[Dataset items]
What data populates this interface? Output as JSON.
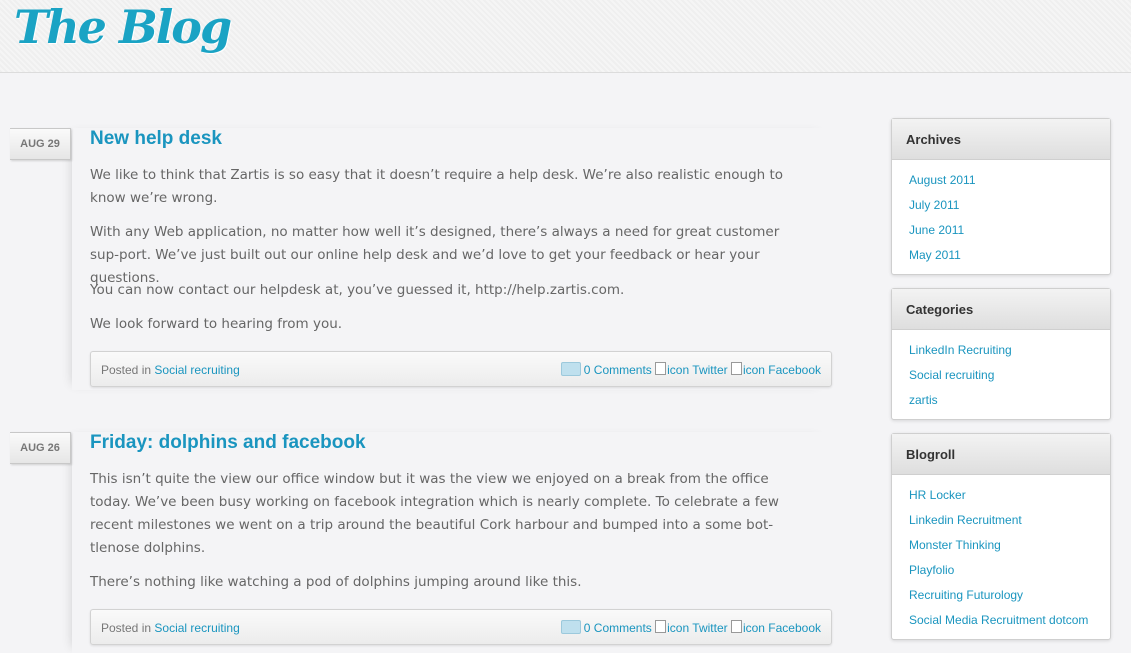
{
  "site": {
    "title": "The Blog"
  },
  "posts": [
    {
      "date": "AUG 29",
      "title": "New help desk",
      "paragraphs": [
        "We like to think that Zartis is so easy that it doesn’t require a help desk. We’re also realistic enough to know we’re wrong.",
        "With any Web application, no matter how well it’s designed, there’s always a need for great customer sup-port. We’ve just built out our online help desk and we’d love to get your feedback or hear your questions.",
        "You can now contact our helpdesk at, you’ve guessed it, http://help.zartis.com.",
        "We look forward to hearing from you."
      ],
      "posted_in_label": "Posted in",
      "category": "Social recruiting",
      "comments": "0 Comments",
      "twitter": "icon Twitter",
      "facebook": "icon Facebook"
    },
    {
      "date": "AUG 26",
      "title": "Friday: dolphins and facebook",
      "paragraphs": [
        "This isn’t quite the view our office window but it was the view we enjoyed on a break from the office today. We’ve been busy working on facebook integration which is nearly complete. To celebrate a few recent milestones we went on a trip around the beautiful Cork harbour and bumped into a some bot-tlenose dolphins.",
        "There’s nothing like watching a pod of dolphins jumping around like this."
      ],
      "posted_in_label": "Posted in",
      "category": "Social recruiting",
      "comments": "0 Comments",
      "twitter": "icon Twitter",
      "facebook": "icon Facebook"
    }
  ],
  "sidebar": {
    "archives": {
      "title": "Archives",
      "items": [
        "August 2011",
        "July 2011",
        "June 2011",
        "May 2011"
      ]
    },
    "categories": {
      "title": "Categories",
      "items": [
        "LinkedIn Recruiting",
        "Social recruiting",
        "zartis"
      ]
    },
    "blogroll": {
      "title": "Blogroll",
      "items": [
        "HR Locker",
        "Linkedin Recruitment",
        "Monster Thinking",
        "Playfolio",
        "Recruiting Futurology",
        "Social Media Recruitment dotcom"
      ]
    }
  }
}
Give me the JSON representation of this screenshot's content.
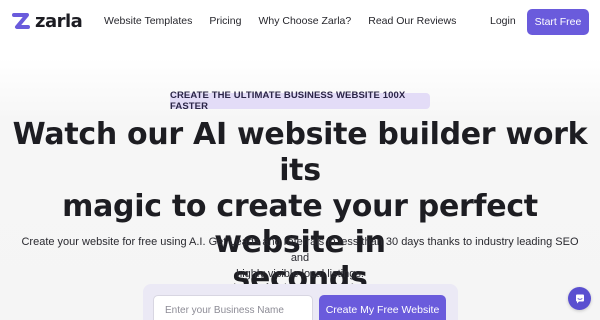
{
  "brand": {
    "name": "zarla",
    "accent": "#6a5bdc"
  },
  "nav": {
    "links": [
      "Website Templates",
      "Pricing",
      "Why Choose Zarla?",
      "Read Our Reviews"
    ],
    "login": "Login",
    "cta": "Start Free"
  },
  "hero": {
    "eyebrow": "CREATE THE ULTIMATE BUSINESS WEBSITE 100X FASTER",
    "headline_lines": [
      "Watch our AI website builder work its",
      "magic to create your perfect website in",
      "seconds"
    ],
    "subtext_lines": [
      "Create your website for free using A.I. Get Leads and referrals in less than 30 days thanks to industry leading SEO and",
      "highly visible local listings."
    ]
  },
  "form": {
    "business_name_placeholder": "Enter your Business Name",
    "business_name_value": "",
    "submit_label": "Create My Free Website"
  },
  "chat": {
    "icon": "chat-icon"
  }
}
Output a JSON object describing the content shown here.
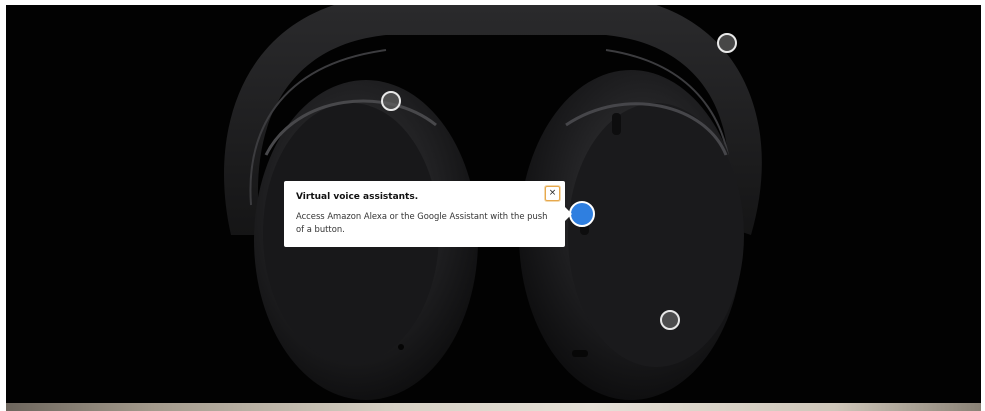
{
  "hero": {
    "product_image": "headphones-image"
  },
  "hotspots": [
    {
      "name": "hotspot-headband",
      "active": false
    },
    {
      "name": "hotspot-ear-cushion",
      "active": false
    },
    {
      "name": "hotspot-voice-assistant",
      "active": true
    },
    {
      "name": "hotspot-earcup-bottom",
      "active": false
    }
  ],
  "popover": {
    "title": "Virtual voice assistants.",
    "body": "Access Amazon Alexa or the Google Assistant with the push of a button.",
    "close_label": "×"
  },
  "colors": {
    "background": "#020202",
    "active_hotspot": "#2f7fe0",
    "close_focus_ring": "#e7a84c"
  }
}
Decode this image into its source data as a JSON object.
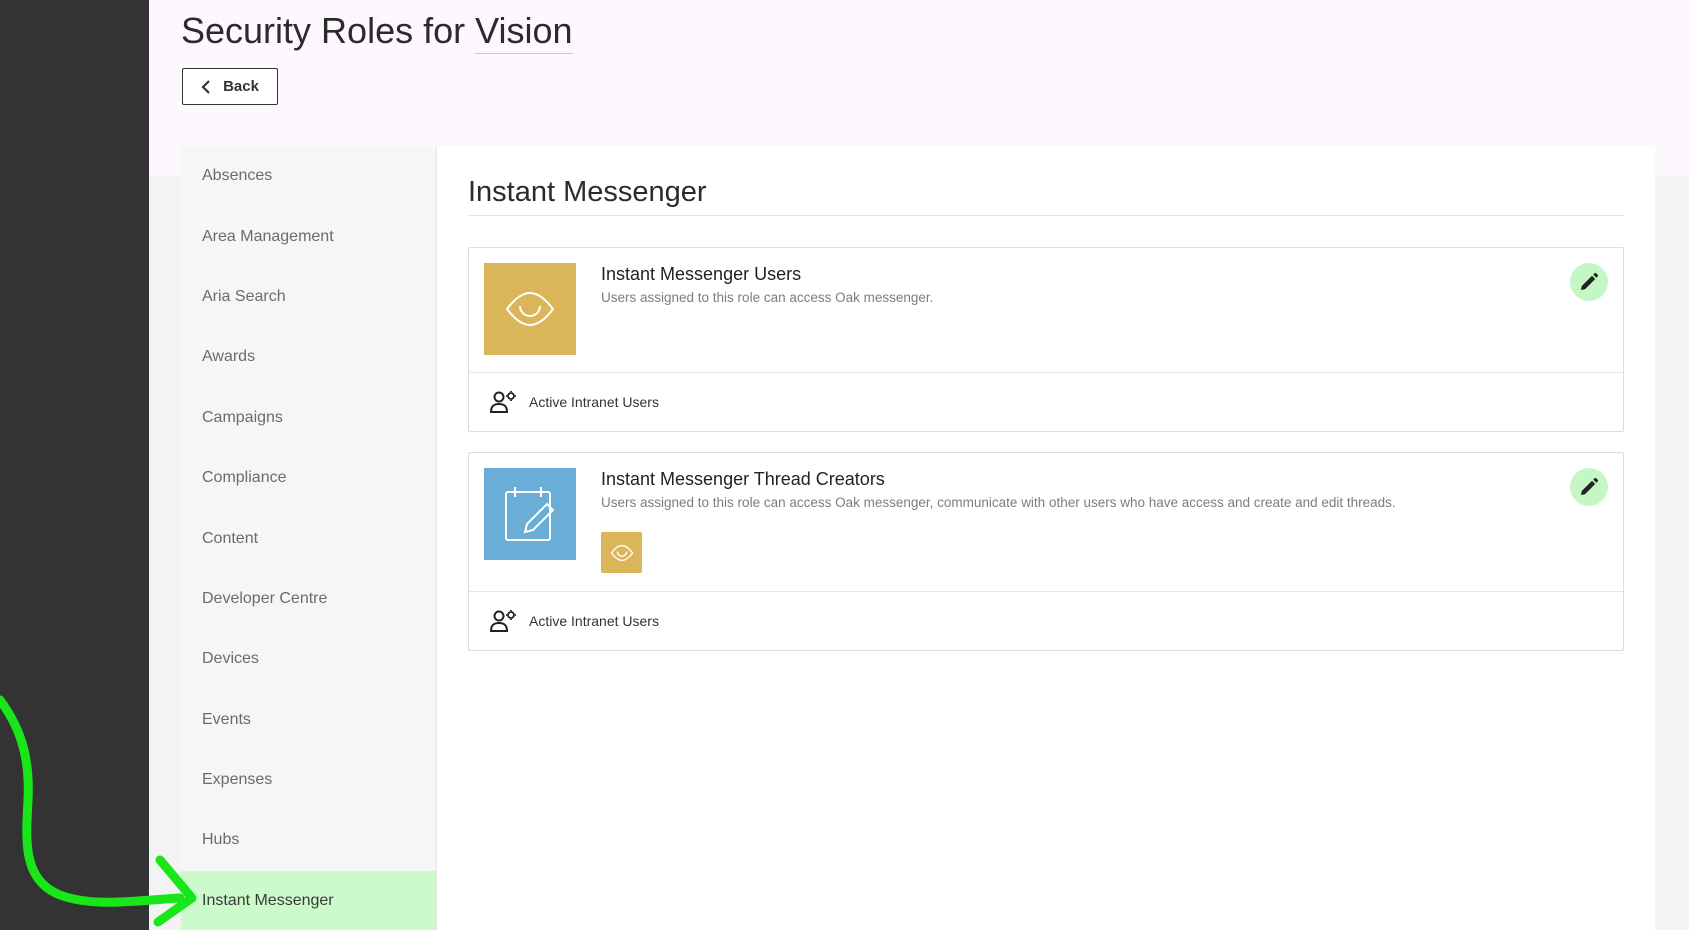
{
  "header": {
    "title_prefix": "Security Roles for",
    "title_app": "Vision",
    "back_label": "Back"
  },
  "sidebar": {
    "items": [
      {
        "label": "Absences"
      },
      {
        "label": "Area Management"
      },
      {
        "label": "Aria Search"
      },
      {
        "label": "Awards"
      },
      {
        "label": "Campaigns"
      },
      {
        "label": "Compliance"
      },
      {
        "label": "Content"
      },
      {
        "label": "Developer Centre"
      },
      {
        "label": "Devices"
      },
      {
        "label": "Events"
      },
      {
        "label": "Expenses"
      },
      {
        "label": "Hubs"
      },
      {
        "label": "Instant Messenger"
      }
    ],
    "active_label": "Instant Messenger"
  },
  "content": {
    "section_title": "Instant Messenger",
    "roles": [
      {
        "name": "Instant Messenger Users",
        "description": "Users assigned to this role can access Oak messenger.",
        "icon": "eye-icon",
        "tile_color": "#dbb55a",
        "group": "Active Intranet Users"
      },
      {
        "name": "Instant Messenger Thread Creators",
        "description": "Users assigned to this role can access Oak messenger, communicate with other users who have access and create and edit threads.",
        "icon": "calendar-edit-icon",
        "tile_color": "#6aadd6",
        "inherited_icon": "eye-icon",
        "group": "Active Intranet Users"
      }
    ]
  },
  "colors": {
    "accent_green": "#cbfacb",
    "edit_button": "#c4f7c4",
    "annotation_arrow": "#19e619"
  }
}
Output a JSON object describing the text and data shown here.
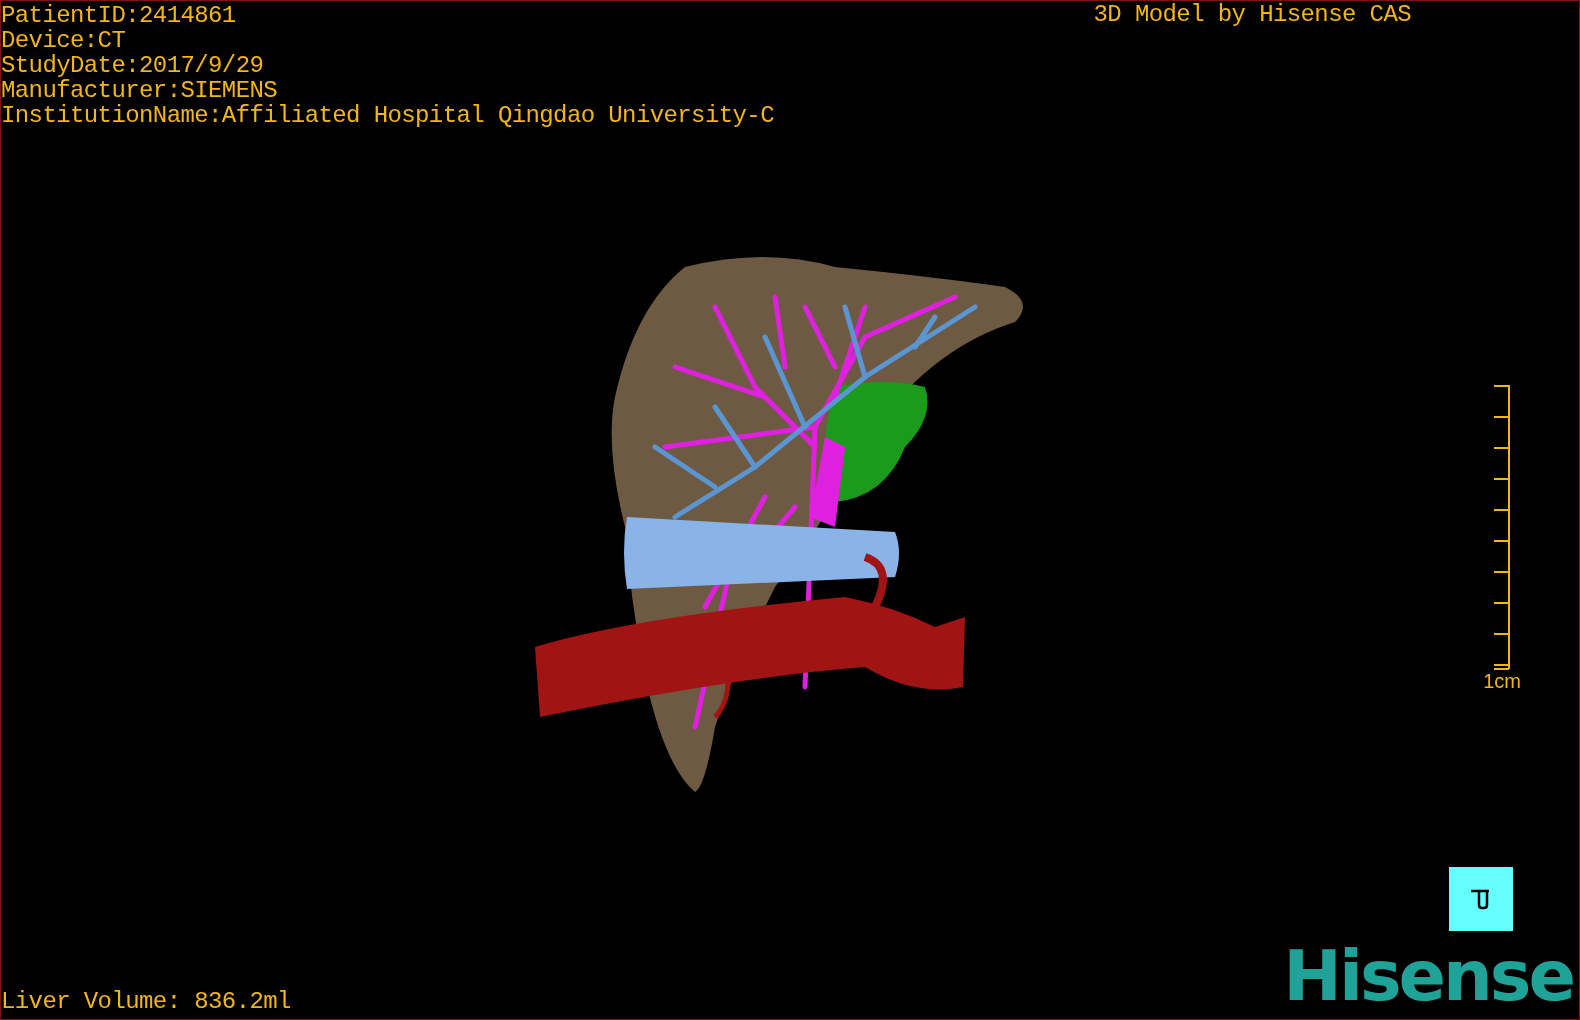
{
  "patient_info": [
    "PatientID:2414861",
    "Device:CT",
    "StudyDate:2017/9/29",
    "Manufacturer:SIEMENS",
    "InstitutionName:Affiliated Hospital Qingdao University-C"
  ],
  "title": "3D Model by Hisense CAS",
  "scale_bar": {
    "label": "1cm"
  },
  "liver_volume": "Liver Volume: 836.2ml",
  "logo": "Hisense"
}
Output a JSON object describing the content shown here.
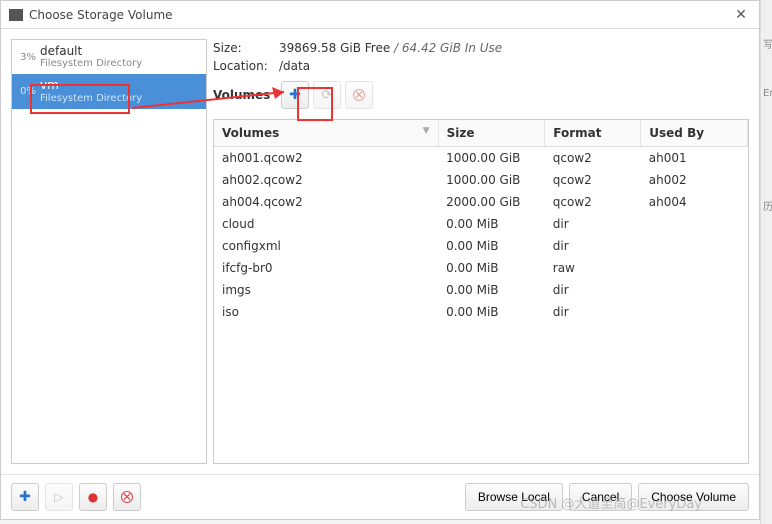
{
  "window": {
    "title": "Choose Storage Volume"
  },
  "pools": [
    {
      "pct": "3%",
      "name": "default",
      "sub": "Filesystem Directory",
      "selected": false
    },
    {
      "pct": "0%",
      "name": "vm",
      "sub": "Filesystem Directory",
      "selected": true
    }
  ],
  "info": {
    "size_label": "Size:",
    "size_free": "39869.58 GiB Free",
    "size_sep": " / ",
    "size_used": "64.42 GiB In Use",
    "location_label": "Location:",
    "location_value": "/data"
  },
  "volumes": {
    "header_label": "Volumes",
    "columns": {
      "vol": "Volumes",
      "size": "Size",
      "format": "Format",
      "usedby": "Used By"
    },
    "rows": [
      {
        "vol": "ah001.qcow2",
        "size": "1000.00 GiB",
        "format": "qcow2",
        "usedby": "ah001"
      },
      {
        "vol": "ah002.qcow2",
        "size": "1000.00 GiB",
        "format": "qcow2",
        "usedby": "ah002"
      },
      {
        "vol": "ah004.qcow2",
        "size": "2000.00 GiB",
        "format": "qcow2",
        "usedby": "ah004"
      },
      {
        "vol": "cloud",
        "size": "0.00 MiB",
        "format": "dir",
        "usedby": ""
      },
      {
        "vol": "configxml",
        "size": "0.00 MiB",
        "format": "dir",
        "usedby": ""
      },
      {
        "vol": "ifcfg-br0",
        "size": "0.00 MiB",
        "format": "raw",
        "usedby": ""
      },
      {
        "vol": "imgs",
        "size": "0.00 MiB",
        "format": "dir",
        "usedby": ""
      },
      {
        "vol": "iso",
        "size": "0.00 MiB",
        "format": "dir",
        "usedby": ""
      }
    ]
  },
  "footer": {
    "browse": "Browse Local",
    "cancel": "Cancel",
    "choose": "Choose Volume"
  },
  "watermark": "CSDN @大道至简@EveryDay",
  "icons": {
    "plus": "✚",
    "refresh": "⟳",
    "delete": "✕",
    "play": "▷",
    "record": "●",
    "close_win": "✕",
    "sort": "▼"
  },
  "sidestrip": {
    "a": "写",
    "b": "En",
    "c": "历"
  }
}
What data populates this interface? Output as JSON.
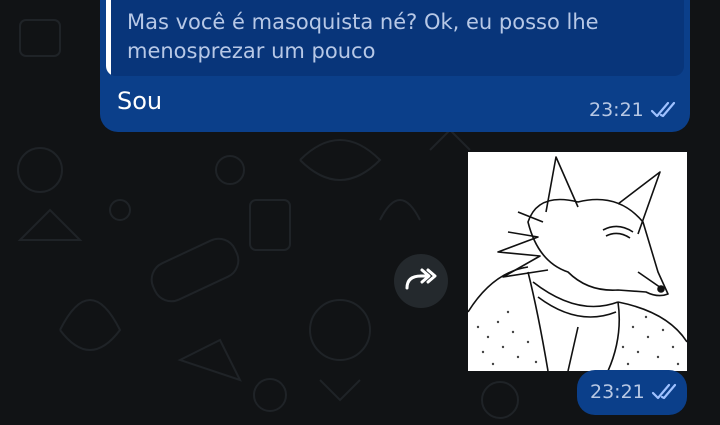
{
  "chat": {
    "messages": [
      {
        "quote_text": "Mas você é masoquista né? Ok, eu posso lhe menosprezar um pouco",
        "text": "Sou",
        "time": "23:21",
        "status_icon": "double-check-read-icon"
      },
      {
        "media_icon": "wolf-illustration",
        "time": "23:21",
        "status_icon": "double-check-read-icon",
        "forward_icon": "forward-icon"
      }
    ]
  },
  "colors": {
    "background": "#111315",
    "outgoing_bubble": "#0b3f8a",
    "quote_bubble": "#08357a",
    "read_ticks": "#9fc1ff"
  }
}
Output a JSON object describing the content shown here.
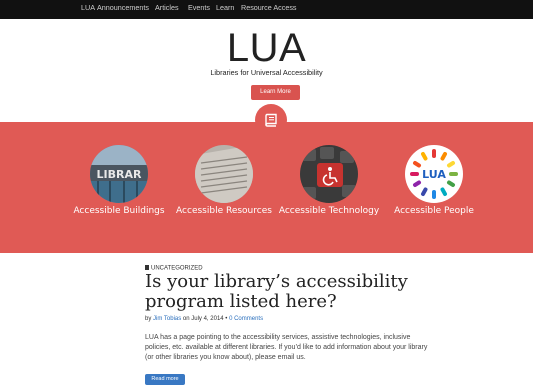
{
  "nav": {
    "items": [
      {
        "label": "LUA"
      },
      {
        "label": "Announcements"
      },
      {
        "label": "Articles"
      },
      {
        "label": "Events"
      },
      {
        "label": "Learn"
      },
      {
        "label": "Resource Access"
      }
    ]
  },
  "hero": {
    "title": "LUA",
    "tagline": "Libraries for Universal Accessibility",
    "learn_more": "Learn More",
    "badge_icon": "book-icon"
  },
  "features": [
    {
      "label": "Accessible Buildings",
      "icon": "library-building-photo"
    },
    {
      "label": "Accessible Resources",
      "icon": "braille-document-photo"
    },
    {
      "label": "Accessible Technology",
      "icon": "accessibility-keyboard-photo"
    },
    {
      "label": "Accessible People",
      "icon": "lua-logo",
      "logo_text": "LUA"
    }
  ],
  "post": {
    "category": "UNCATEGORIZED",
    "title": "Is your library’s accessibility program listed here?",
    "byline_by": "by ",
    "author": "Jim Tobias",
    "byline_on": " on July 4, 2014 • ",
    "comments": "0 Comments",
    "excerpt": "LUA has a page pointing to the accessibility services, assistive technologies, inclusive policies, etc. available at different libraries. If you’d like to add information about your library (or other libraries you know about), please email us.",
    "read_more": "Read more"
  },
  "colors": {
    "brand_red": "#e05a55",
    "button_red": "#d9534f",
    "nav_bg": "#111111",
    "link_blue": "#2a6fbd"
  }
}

Problem description: Of the lines above, how many hold the word "voice"? Say the number alone.

Exercise answer: 2